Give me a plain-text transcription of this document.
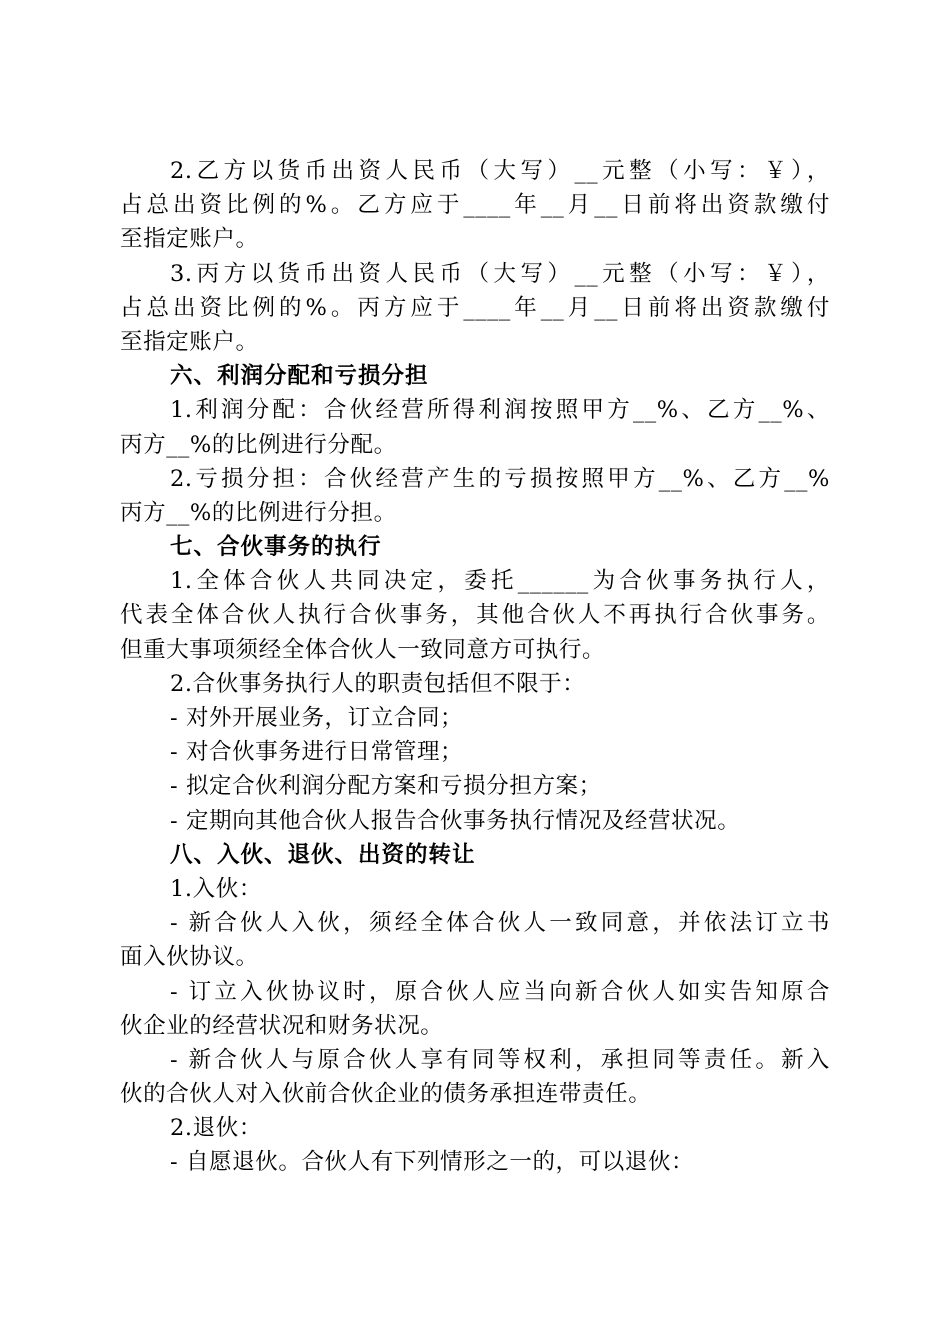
2.乙方以货币出资人民币（大写）__元整（小写：￥），
占总出资比例的%。乙方应于____年__月__日前将出资款缴付
至指定账户。
3.丙方以货币出资人民币（大写）__元整（小写：￥），
占总出资比例的%。丙方应于____年__月__日前将出资款缴付
至指定账户。
六、利润分配和亏损分担
1.利润分配：合伙经营所得利润按照甲方__%、乙方__%、
丙方__%的比例进行分配。
2.亏损分担：合伙经营产生的亏损按照甲方__%、乙方__%
丙方__%的比例进行分担。
七、合伙事务的执行
1.全体合伙人共同决定，委托______为合伙事务执行人，
代表全体合伙人执行合伙事务，其他合伙人不再执行合伙事务。
但重大事项须经全体合伙人一致同意方可执行。
2.合伙事务执行人的职责包括但不限于：
- 对外开展业务，订立合同；
- 对合伙事务进行日常管理；
- 拟定合伙利润分配方案和亏损分担方案；
- 定期向其他合伙人报告合伙事务执行情况及经营状况。
八、入伙、退伙、出资的转让
1.入伙：
- 新合伙人入伙，须经全体合伙人一致同意，并依法订立书
面入伙协议。
- 订立入伙协议时，原合伙人应当向新合伙人如实告知原合
伙企业的经营状况和财务状况。
- 新合伙人与原合伙人享有同等权利，承担同等责任。新入
伙的合伙人对入伙前合伙企业的债务承担连带责任。
2.退伙：
- 自愿退伙。合伙人有下列情形之一的，可以退伙：
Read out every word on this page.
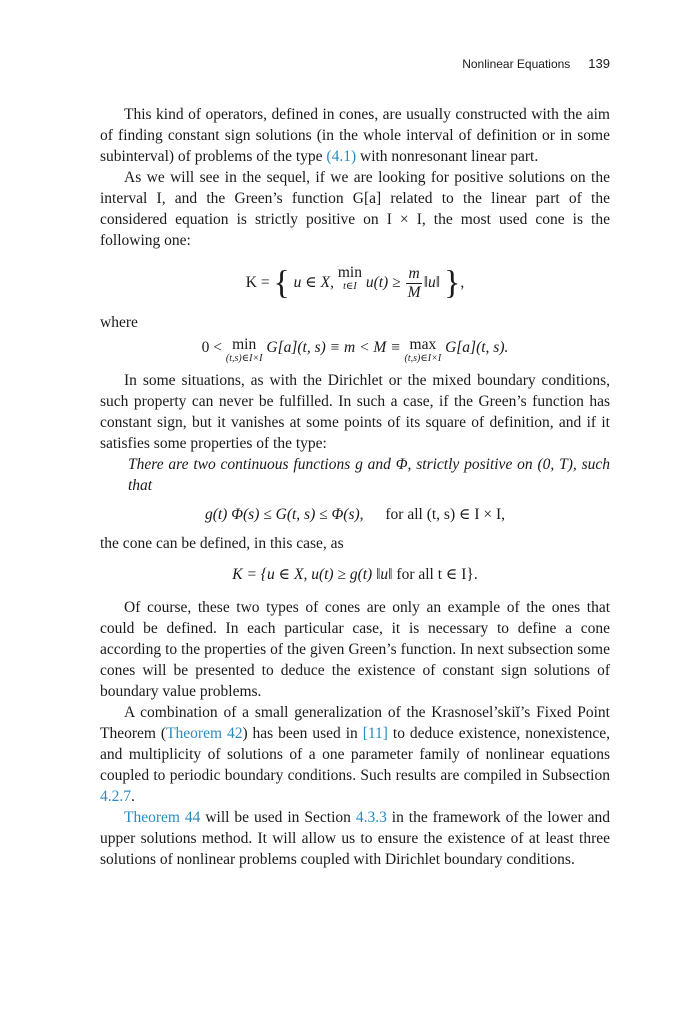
Nonlinear Equations 139

This kind of operators, defined in cones, are usually constructed with the aim of finding constant sign solutions (in the whole interval of definition or in some subinterval) of problems of the type (4.1) with nonresonant linear part.

As we will see in the sequel, if we are looking for positive solutions on the interval I, and the Green’s function G[a] related to the linear part of the considered equation is strictly positive on I × I, the most used cone is the following one:

K = { u ∈ X, min
t∈I $u(t) \ge \frac{m}{M}$ ‖u‖ },

where

0 < min
(t,s)∈I×I
G[a](t, s) ≡ m < M ≡ max
(t,s)∈I×I
G[a](t, s).

In some situations, as with the Dirichlet or the mixed boundary conditions, such property can never be fulfilled. In such a case, if the Green’s function has constant sign, but it vanishes at some points of its square of definition, and if it satisfies some properties of the type:

There are two continuous functions g and Φ, strictly positive on (0, T), such that

g(t) Φ(s) ≤ G(t, s) ≤ Φ(s), for all (t, s) ∈ I × I,

the cone can be defined, in this case, as

K = {u ∈ X, u(t) ≥ g(t) ‖u‖ for all t ∈ I}.

Of course, these two types of cones are only an example of the ones that could be defined. In each particular case, it is necessary to define a cone according to the properties of the given Green’s function. In next subsection some cones will be presented to deduce the existence of constant sign solutions of boundary value problems.

A combination of a small generalization of the Krasnosel’skiĭ’s Fixed Point Theorem (Theorem 42) has been used in [11] to deduce existence, nonexistence, and multiplicity of solutions of a one parameter family of nonlinear equations coupled to periodic boundary conditions. Such results are compiled in Subsection 4.2.7.

Theorem 44 will be used in Section 4.3.3 in the framework of the lower and upper solutions method. It will allow us to ensure the existence of at least three solutions of nonlinear problems coupled with Dirichlet boundary conditions.
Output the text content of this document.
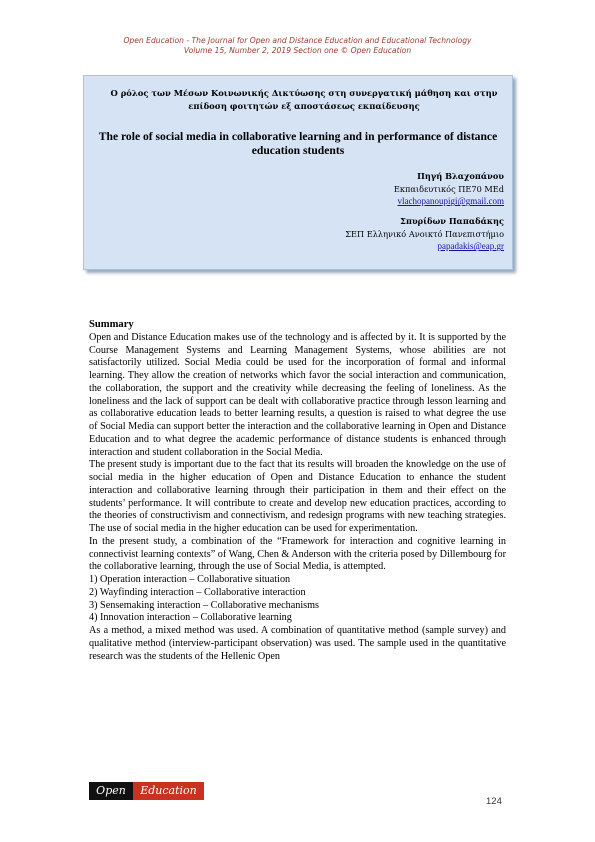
Open Education - The Journal for Open and Distance Education and Educational Technology
Volume 15, Number 2, 2019 Section one © Open Education
Ο ρόλος των Μέσων Κοινωνικής Δικτύωσης στη συνεργατική μάθηση και στην επίδοση φοιτητών εξ αποστάσεως εκπαίδευσης
The role of social media in collaborative learning and in performance of distance education students
Πηγή Βλαχοπάνου
Εκπαιδευτικός ΠΕ70 MEd
vlachopanoupigi@gmail.com
Σπυρίδων Παπαδάκης
ΣΕΠ Ελληνικό Ανοικτό Πανεπιστήμιο
papadakis@eap.gr
Summary

Open and Distance Education makes use of the technology and is affected by it. It is supported by the Course Management Systems and Learning Management Systems, whose abilities are not satisfactorily utilized. Social Media could be used for the incorporation of formal and informal learning. They allow the creation of networks which favor the social interaction and communication, the collaboration, the support and the creativity while decreasing the feeling of loneliness. As the loneliness and the lack of support can be dealt with collaborative practice through lesson learning and as collaborative education leads to better learning results, a question is raised to what degree the use of Social Media can support better the interaction and the collaborative learning in Open and Distance Education and to what degree the academic performance of distance students is enhanced through interaction and student collaboration in the Social Media.

The present study is important due to the fact that its results will broaden the knowledge on the use of social media in the higher education of Open and Distance Education to enhance the student interaction and collaborative learning through their participation in them and their effect on the students’ performance. It will contribute to create and develop new education practices, according to the theories of constructivism and connectivism, and redesign programs with new teaching strategies. The use of social media in the higher education can be used for experimentation.

In the present study, a combination of the “Framework for interaction and cognitive learning in connectivist learning contexts” of Wang, Chen & Anderson with the criteria posed by Dillembourg for the collaborative learning, through the use of Social Media, is attempted.

1) Operation interaction – Collaborative situation
2) Wayfinding interaction – Collaborative interaction
3) Sensemaking interaction – Collaborative mechanisms
4) Innovation interaction – Collaborative learning

As a method, a mixed method was used. A combination of quantitative method (sample survey) and qualitative method (interview-participant observation) was used. The sample used in the quantitative research was the students of the Hellenic Open

Open	Education
124
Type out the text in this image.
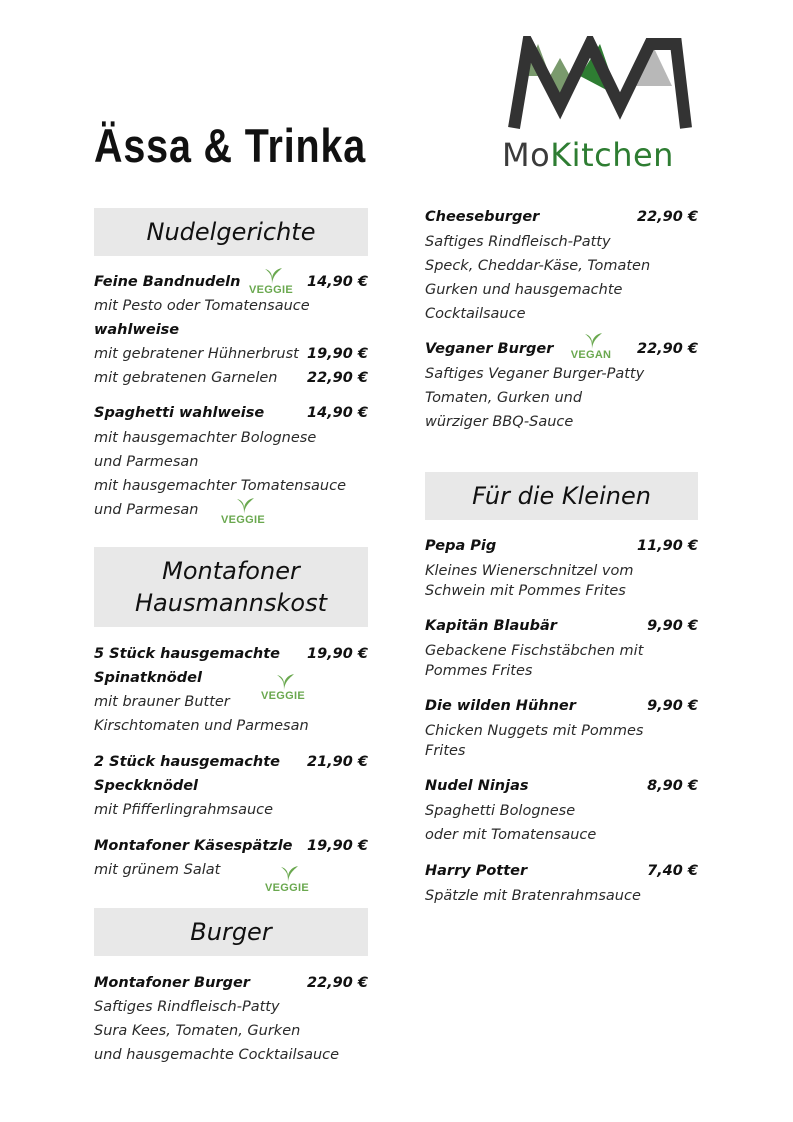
Ässa & Trinka	MoKitchen
Nudelgerichte
Feine Bandnudeln VEGGIE 14,90 €
mit Pesto oder Tomatensauce
wahlweise
mit gebratener Hühnerbrust 19,90 €
mit gebratenen Garnelen	22,90 €
Spaghetti wahlweise	14,90 €
mit hausgemachter Bolognese
und Parmesan
mit hausgemachter Tomatensauce
und Parmesan
VEGGIE
Montafoner
Hausmannskost
5 Stück hausgemachte	19,90 €
Spinatknödel
VEGGIE
mit brauner Butter
Kirschtomaten und Parmesan
2 Stück hausgemachte	21,90 €
Speckknödel
mit Pfifferlingrahmsauce
Montafoner Käsespätzle 19,90 €
mit grünem Salat
VEGGIE
Burger
Montafoner Burger	22,90 €
Saftiges Rindfleisch-Patty
Sura Kees, Tomaten, Gurken
und hausgemachte Cocktailsauce
Cheeseburger	22,90 €
Saftiges Rindfleisch-Patty
Speck, Cheddar-Käse, Tomaten
Gurken und hausgemachte
Cocktailsauce
Veganer Burger	VEGAN	22,90 €
Saftiges Veganer Burger-Patty
Tomaten, Gurken und
würziger BBQ-Sauce
Für die Kleinen
Pepa Pig	11,90 €
Kleines Wienerschnitzel vom
Schwein mit Pommes Frites
Kapitän Blaubär	9,90 €
Gebackene Fischstäbchen mit
Pommes Frites
Die wilden Hühner	9,90 €
Chicken Nuggets mit Pommes
Frites
Nudel Ninjas	8,90 €
Spaghetti Bolognese
oder mit Tomatensauce
Harry Potter	7,40 €
Spätzle mit Bratenrahmsauce
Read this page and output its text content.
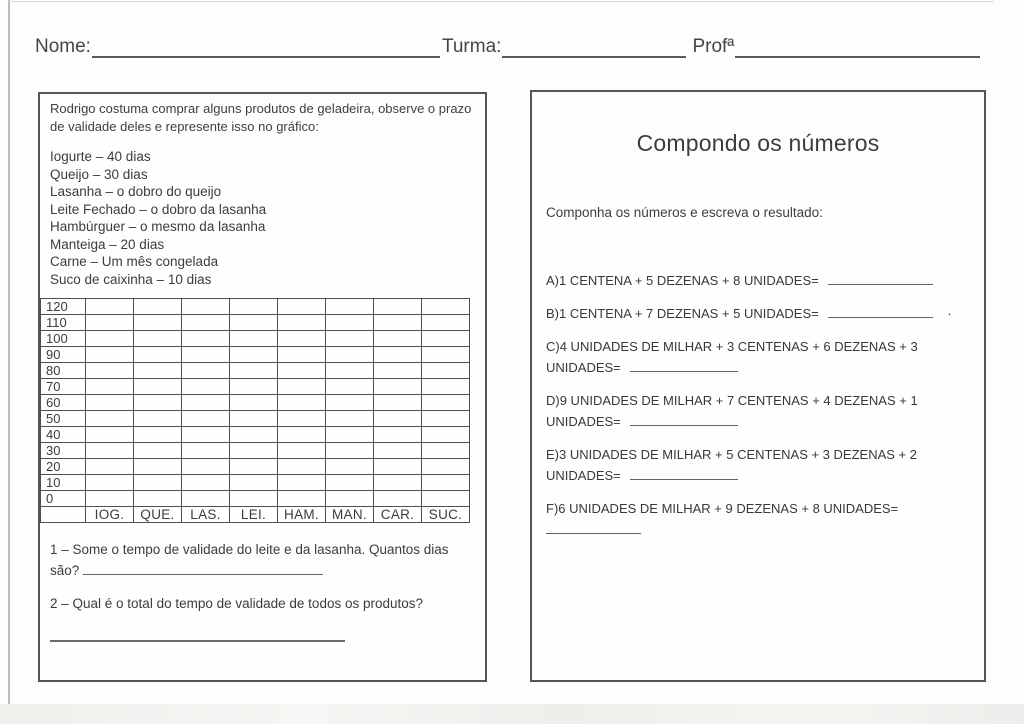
Nome:	Turma:	Profª
Rodrigo costuma comprar alguns produtos de geladeira, observe o prazo de validade deles e represente isso no gráfico:
Iogurte – 40 dias
Queijo – 30 dias
Lasanha – o dobro do queijo
Leite Fechado – o dobro da lasanha
Hambúrguer – o mesmo da lasanha
Manteiga – 20 dias
Carne – Um mês congelada
Suco de caixinha – 10 dias
120								
110								
100								
90								
80								
70								
60								
50								
40								
30								
20								
10								
0								
	IOG.	QUE.	LAS.	LEI.	HAM.	MAN.	CAR.	SUC.
1 – Some o tempo de validade do leite e da lasanha. Quantos dias são?
2 – Qual é o total do tempo de validade de todos os produtos?
Compondo os números
Componha os números e escreva o resultado:
A)1 CENTENA + 5 DEZENAS + 8 UNIDADES=
B)1 CENTENA + 7 DEZENAS + 5 UNIDADES=	·
C)4 UNIDADES DE MILHAR + 3 CENTENAS + 6 DEZENAS + 3 UNIDADES=
D)9 UNIDADES DE MILHAR + 7 CENTENAS + 4 DEZENAS + 1 UNIDADES=
E)3 UNIDADES DE MILHAR + 5 CENTENAS + 3 DEZENAS + 2 UNIDADES=
F)6 UNIDADES DE MILHAR + 9 DEZENAS + 8 UNIDADES=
◇ ◇ ◇ ◇ ◇
## What the exercise asks
Look over the listing above. Pick out and copy every line that includes "CENTENAS".

## Solution for this exercise
C)4 UNIDADES DE MILHAR + 3 CENTENAS + 6 DEZENAS + 3 UNIDADES=
D)9 UNIDADES DE MILHAR + 7 CENTENAS + 4 DEZENAS + 1 UNIDADES=
E)3 UNIDADES DE MILHAR + 5 CENTENAS + 3 DEZENAS + 2 UNIDADES=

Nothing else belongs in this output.